- **To be done**: Write the records below out again exactly as given, with no images.

[Collected data]
════════════════

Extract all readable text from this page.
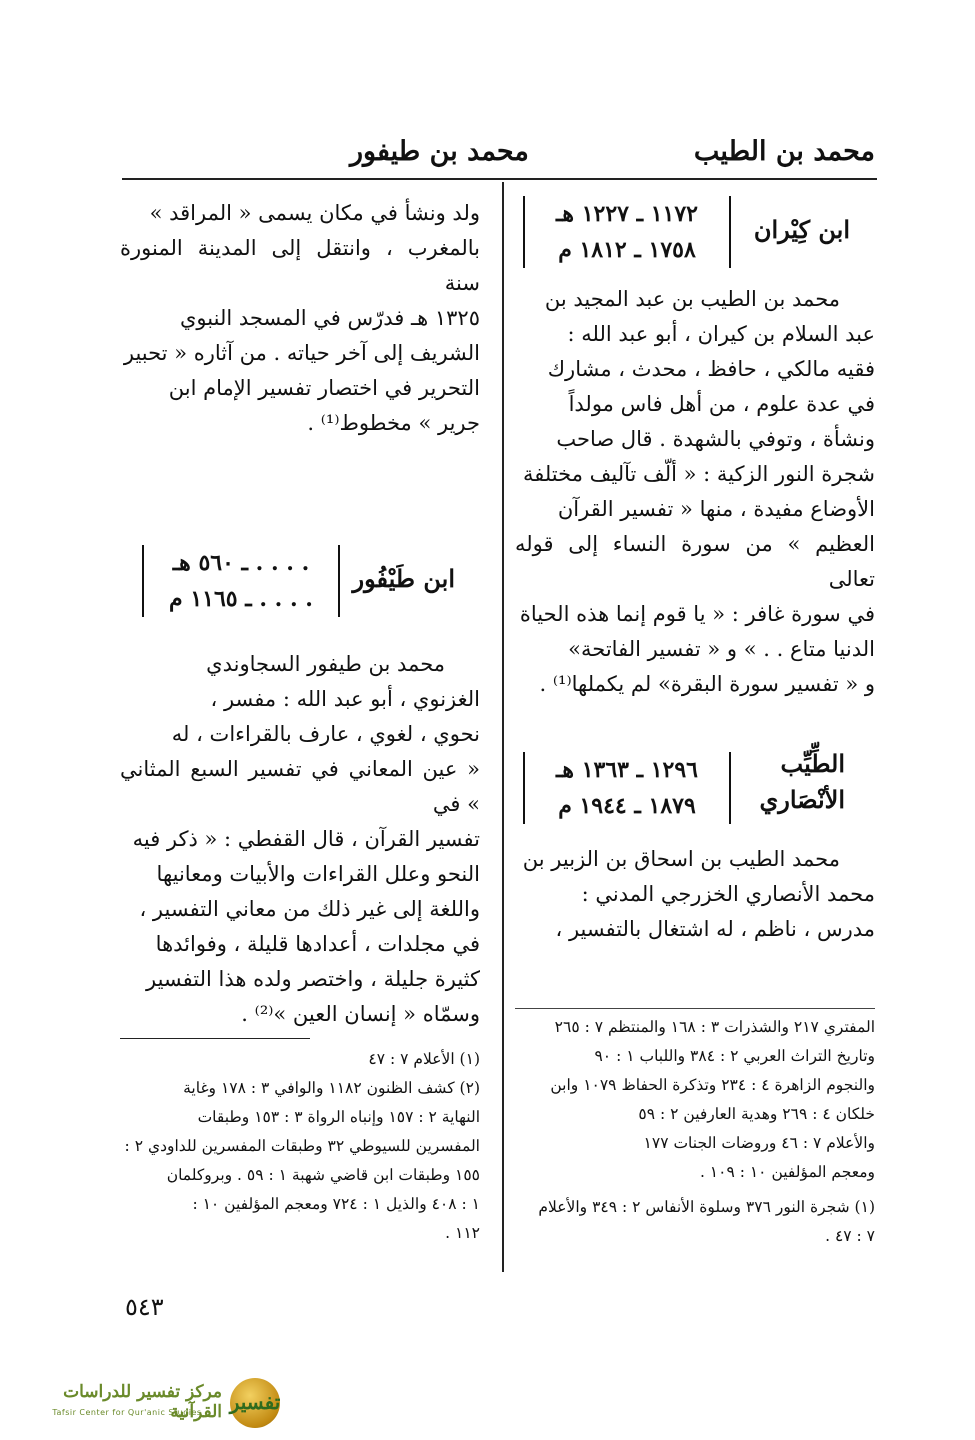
محمد بن الطيب
محمد بن طيفور
ابن كِيْران
١١٧٢ ـ ١٢٢٧ هـ
١٧٥٨ ـ ١٨١٢ م
محمد بن الطيب بن عبد المجيد بن
عبد السلام بن كيران ، أبو عبد الله :
فقيه مالكي ، حافظ ، محدث ، مشارك
في عدة علوم ، من أهل فاس مولداً
ونشأة ، وتوفي بالشهدة . قال صاحب
شجرة النور الزكية : « ألّف تآليف مختلفة
الأوضاع مفيدة ، منها « تفسير القرآن
العظيم » من سورة النساء إلى قوله تعالى
في سورة غافر : « يا قوم إنما هذه الحياة
الدنيا متاع . . » و « تفسير الفاتحة»
و « تفسير سورة البقرة» لم يكملها⁽¹⁾ .
الطِّيِّب
الأنْصَاري
١٢٩٦ ـ ١٣٦٣ هـ
١٨٧٩ ـ ١٩٤٤ م
محمد الطيب بن اسحاق بن الزبير بن
محمد الأنصاري الخزرجي المدني :
مدرس ، ناظم ، له اشتغال بالتفسير ،
المفتري ٢١٧ والشذرات ٣ : ١٦٨ والمنتظم ٧ : ٢٦٥
وتاريخ التراث العربي ٢ : ٣٨٤ واللباب ١ : ٩٠
والنجوم الزاهرة ٤ : ٢٣٤ وتذكرة الحفاظ ١٠٧٩ وابن
خلكان ٤ : ٢٦٩ وهدية العارفين ٢ : ٥٩
والأعلام ٧ : ٤٦ وروضات الجنات ١٧٧
ومعجم المؤلفين ١٠ : ١٠٩ .
(١) شجرة النور ٣٧٦ وسلوة الأنفاس ٢ : ٣٤٩ والأعلام
٧ : ٤٧ .
ولد ونشأ في مكان يسمى « المراقد »
بالمغرب ، وانتقل إلى المدينة المنورة سنة
١٣٢٥ هـ فدرّس في المسجد النبوي
الشريف إلى آخر حياته . من آثاره « تحبير
التحرير في اختصار تفسير الإمام ابن
جرير » مخطوط⁽¹⁾ .
ابن طَيْفُور
. . . . ـ ٥٦٠ هـ
. . . . ـ ١١٦٥ م
محمد بن طيفور السجاوندي
الغزنوي ، أبو عبد الله : مفسر ،
نحوي ، لغوي ، عارف بالقراءات ، له
« عين المعاني في تفسير السبع المثاني » في
تفسير القرآن ، قال القفطي : « ذكر فيه
النحو وعلل القراءات والأبيات ومعانيها
واللغة إلى غير ذلك من معاني التفسير ،
في مجلدات ، أعدادها قليلة ، وفوائدها
كثيرة جليلة ، واختصر ولده هذا التفسير
وسمّاه « إنسان العين »⁽²⁾ .
(١) الأعلام ٧ : ٤٧
(٢) كشف الظنون ١١٨٢ والوافي ٣ : ١٧٨ وغاية
النهاية ٢ : ١٥٧ وإنباه الرواة ٣ : ١٥٣ وطبقات
المفسرين للسيوطي ٣٢ وطبقات المفسرين للداودي ٢ :
١٥٥ وطبقات ابن قاضي شهبة ١ : ٥٩ . وبروكلمان
١ : ٤٠٨ والذيل ١ : ٧٢٤ ومعجم المؤلفين ١٠ :
١١٢ .
٥٤٣
مركز تفسير للدراسات القرآنية
Tafsir Center for Qur'anic Studies	تفسير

════════════════

- **Worked solution**:
Extract all readable text from this page.
محمد بن الطيب
محمد بن طيفور
ابن كِيْران
١١٧٢ ـ ١٢٢٧ هـ
١٧٥٨ ـ ١٨١٢ م
محمد بن الطيب بن عبد المجيد بن
عبد السلام بن كيران ، أبو عبد الله :
فقيه مالكي ، حافظ ، محدث ، مشارك
في عدة علوم ، من أهل فاس مولداً
ونشأة ، وتوفي بالشهدة . قال صاحب
شجرة النور الزكية : « ألّف تآليف مختلفة
الأوضاع مفيدة ، منها « تفسير القرآن
العظيم » من سورة النساء إلى قوله تعالى
في سورة غافر : « يا قوم إنما هذه الحياة
الدنيا متاع . . » و « تفسير الفاتحة»
و « تفسير سورة البقرة» لم يكملها⁽¹⁾ .
الطِّيِّب
الأنْصَاري
١٢٩٦ ـ ١٣٦٣ هـ
١٨٧٩ ـ ١٩٤٤ م
محمد الطيب بن اسحاق بن الزبير بن
محمد الأنصاري الخزرجي المدني :
مدرس ، ناظم ، له اشتغال بالتفسير ،
المفتري ٢١٧ والشذرات ٣ : ١٦٨ والمنتظم ٧ : ٢٦٥
وتاريخ التراث العربي ٢ : ٣٨٤ واللباب ١ : ٩٠
والنجوم الزاهرة ٤ : ٢٣٤ وتذكرة الحفاظ ١٠٧٩ وابن
خلكان ٤ : ٢٦٩ وهدية العارفين ٢ : ٥٩
والأعلام ٧ : ٤٦ وروضات الجنات ١٧٧
ومعجم المؤلفين ١٠ : ١٠٩ .
(١) شجرة النور ٣٧٦ وسلوة الأنفاس ٢ : ٣٤٩ والأعلام
٧ : ٤٧ .
ولد ونشأ في مكان يسمى « المراقد »
بالمغرب ، وانتقل إلى المدينة المنورة سنة
١٣٢٥ هـ فدرّس في المسجد النبوي
الشريف إلى آخر حياته . من آثاره « تحبير
التحرير في اختصار تفسير الإمام ابن
جرير » مخطوط⁽¹⁾ .
ابن طَيْفُور
. . . . ـ ٥٦٠ هـ
. . . . ـ ١١٦٥ م
محمد بن طيفور السجاوندي
الغزنوي ، أبو عبد الله : مفسر ،
نحوي ، لغوي ، عارف بالقراءات ، له
« عين المعاني في تفسير السبع المثاني » في
تفسير القرآن ، قال القفطي : « ذكر فيه
النحو وعلل القراءات والأبيات ومعانيها
واللغة إلى غير ذلك من معاني التفسير ،
في مجلدات ، أعدادها قليلة ، وفوائدها
كثيرة جليلة ، واختصر ولده هذا التفسير
وسمّاه « إنسان العين »⁽²⁾ .
(١) الأعلام ٧ : ٤٧
(٢) كشف الظنون ١١٨٢ والوافي ٣ : ١٧٨ وغاية
النهاية ٢ : ١٥٧ وإنباه الرواة ٣ : ١٥٣ وطبقات
المفسرين للسيوطي ٣٢ وطبقات المفسرين للداودي ٢ :
١٥٥ وطبقات ابن قاضي شهبة ١ : ٥٩ . وبروكلمان
١ : ٤٠٨ والذيل ١ : ٧٢٤ ومعجم المؤلفين ١٠ :
١١٢ .
٥٤٣
مركز تفسير للدراسات القرآنية
Tafsir Center for Qur'anic Studies	تفسير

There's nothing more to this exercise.